*Required work*
Quote the whole listing verbatim.

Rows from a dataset
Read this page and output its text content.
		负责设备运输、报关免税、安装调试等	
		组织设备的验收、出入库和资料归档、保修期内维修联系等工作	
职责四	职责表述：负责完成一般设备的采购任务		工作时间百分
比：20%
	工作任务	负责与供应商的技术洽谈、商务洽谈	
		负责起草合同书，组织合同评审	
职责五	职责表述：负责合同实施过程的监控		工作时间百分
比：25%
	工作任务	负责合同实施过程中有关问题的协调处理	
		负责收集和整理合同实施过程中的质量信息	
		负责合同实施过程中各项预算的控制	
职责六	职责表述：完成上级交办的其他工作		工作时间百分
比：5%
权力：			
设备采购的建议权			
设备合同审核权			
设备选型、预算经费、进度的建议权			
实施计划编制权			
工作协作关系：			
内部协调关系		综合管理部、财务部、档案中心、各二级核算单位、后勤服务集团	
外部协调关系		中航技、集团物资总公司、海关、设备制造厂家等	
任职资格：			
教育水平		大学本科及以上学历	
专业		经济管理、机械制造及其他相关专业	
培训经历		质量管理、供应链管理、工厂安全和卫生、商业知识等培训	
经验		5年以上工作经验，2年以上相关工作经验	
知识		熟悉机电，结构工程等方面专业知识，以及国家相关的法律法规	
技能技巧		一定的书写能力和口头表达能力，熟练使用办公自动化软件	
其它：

*Full output*
Read this page and output its text content.
		负责设备运输、报关免税、安装调试等	
		组织设备的验收、出入库和资料归档、保修期内维修联系等工作	
职责四	职责表述：负责完成一般设备的采购任务		工作时间百分
比：20%
	工作任务	负责与供应商的技术洽谈、商务洽谈	
		负责起草合同书，组织合同评审	
职责五	职责表述：负责合同实施过程的监控		工作时间百分
比：25%
	工作任务	负责合同实施过程中有关问题的协调处理	
		负责收集和整理合同实施过程中的质量信息	
		负责合同实施过程中各项预算的控制	
职责六	职责表述：完成上级交办的其他工作		工作时间百分
比：5%
权力：			
设备采购的建议权			
设备合同审核权			
设备选型、预算经费、进度的建议权			
实施计划编制权			
工作协作关系：			
内部协调关系		综合管理部、财务部、档案中心、各二级核算单位、后勤服务集团	
外部协调关系		中航技、集团物资总公司、海关、设备制造厂家等	
任职资格：			
教育水平		大学本科及以上学历	
专业		经济管理、机械制造及其他相关专业	
培训经历		质量管理、供应链管理、工厂安全和卫生、商业知识等培训	
经验		5年以上工作经验，2年以上相关工作经验	
知识		熟悉机电，结构工程等方面专业知识，以及国家相关的法律法规	
技能技巧		一定的书写能力和口头表达能力，熟练使用办公自动化软件	
其它：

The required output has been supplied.